DATA SHOWN:
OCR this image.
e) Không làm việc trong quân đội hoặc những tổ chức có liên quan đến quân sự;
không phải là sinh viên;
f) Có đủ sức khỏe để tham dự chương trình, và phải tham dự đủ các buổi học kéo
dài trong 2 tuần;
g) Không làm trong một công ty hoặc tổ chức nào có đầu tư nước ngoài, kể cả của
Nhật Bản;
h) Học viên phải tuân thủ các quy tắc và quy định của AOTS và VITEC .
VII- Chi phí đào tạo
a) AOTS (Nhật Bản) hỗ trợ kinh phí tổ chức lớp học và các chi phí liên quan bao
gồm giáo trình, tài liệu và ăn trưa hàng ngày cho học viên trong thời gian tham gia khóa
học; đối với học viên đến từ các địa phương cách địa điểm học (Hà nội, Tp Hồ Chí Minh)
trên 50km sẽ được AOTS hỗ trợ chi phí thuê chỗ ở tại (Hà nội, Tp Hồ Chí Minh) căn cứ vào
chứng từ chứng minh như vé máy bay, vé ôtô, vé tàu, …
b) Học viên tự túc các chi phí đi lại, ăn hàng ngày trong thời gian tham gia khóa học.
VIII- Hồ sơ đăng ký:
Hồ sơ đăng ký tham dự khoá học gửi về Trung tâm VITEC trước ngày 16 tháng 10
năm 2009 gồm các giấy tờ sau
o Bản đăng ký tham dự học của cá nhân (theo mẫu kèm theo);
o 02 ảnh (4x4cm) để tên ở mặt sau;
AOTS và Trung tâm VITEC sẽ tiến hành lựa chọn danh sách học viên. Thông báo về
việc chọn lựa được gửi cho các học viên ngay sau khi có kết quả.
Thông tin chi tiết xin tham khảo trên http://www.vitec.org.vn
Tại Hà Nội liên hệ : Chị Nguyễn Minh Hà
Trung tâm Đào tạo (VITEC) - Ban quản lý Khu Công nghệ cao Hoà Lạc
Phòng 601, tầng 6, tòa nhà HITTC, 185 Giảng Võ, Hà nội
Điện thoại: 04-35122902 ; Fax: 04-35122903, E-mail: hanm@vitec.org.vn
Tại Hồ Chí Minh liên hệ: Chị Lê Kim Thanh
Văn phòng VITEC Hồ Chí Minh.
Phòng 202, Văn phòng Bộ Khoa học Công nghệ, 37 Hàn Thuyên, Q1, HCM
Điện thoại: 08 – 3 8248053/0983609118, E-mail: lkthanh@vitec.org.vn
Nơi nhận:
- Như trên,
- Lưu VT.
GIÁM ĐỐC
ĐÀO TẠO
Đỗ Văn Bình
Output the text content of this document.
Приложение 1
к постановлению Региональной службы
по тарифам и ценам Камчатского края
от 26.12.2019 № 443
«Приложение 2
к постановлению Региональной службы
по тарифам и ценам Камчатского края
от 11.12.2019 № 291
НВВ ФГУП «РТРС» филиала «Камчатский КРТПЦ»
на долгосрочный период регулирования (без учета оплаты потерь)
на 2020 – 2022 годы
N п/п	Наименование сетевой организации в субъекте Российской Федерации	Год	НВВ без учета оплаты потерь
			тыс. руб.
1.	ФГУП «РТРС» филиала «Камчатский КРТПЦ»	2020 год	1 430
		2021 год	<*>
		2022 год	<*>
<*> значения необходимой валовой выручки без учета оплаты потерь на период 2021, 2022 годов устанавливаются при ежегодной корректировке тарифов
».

SET TASK: Extract the listing in its entirety, matching it exactly.

EXERCISE RESPONSE:
OCR this image.
e) Không làm việc trong quân đội hoặc những tổ chức có liên quan đến quân sự;
không phải là sinh viên;
f) Có đủ sức khỏe để tham dự chương trình, và phải tham dự đủ các buổi học kéo
dài trong 2 tuần;
g) Không làm trong một công ty hoặc tổ chức nào có đầu tư nước ngoài, kể cả của
Nhật Bản;
h) Học viên phải tuân thủ các quy tắc và quy định của AOTS và VITEC .
VII- Chi phí đào tạo
a) AOTS (Nhật Bản) hỗ trợ kinh phí tổ chức lớp học và các chi phí liên quan bao
gồm giáo trình, tài liệu và ăn trưa hàng ngày cho học viên trong thời gian tham gia khóa
học; đối với học viên đến từ các địa phương cách địa điểm học (Hà nội, Tp Hồ Chí Minh)
trên 50km sẽ được AOTS hỗ trợ chi phí thuê chỗ ở tại (Hà nội, Tp Hồ Chí Minh) căn cứ vào
chứng từ chứng minh như vé máy bay, vé ôtô, vé tàu, …
b) Học viên tự túc các chi phí đi lại, ăn hàng ngày trong thời gian tham gia khóa học.
VIII- Hồ sơ đăng ký:
Hồ sơ đăng ký tham dự khoá học gửi về Trung tâm VITEC trước ngày 16 tháng 10
năm 2009 gồm các giấy tờ sau
o Bản đăng ký tham dự học của cá nhân (theo mẫu kèm theo);
o 02 ảnh (4x4cm) để tên ở mặt sau;
AOTS và Trung tâm VITEC sẽ tiến hành lựa chọn danh sách học viên. Thông báo về
việc chọn lựa được gửi cho các học viên ngay sau khi có kết quả.
Thông tin chi tiết xin tham khảo trên http://www.vitec.org.vn
Tại Hà Nội liên hệ : Chị Nguyễn Minh Hà
Trung tâm Đào tạo (VITEC) - Ban quản lý Khu Công nghệ cao Hoà Lạc
Phòng 601, tầng 6, tòa nhà HITTC, 185 Giảng Võ, Hà nội
Điện thoại: 04-35122902 ; Fax: 04-35122903, E-mail: hanm@vitec.org.vn
Tại Hồ Chí Minh liên hệ: Chị Lê Kim Thanh
Văn phòng VITEC Hồ Chí Minh.
Phòng 202, Văn phòng Bộ Khoa học Công nghệ, 37 Hàn Thuyên, Q1, HCM
Điện thoại: 08 – 3 8248053/0983609118, E-mail: lkthanh@vitec.org.vn
Nơi nhận:
- Như trên,
- Lưu VT.
GIÁM ĐỐC
ĐÀO TẠO
Đỗ Văn Bình
Output the text content of this document.
Приложение 1
к постановлению Региональной службы
по тарифам и ценам Камчатского края
от 26.12.2019 № 443
«Приложение 2
к постановлению Региональной службы
по тарифам и ценам Камчатского края
от 11.12.2019 № 291
НВВ ФГУП «РТРС» филиала «Камчатский КРТПЦ»
на долгосрочный период регулирования (без учета оплаты потерь)
на 2020 – 2022 годы
N п/п	Наименование сетевой организации в субъекте Российской Федерации	Год	НВВ без учета оплаты потерь
			тыс. руб.
1.	ФГУП «РТРС» филиала «Камчатский КРТПЦ»	2020 год	1 430
		2021 год	<*>
		2022 год	<*>
<*> значения необходимой валовой выручки без учета оплаты потерь на период 2021, 2022 годов устанавливаются при ежегодной корректировке тарифов
».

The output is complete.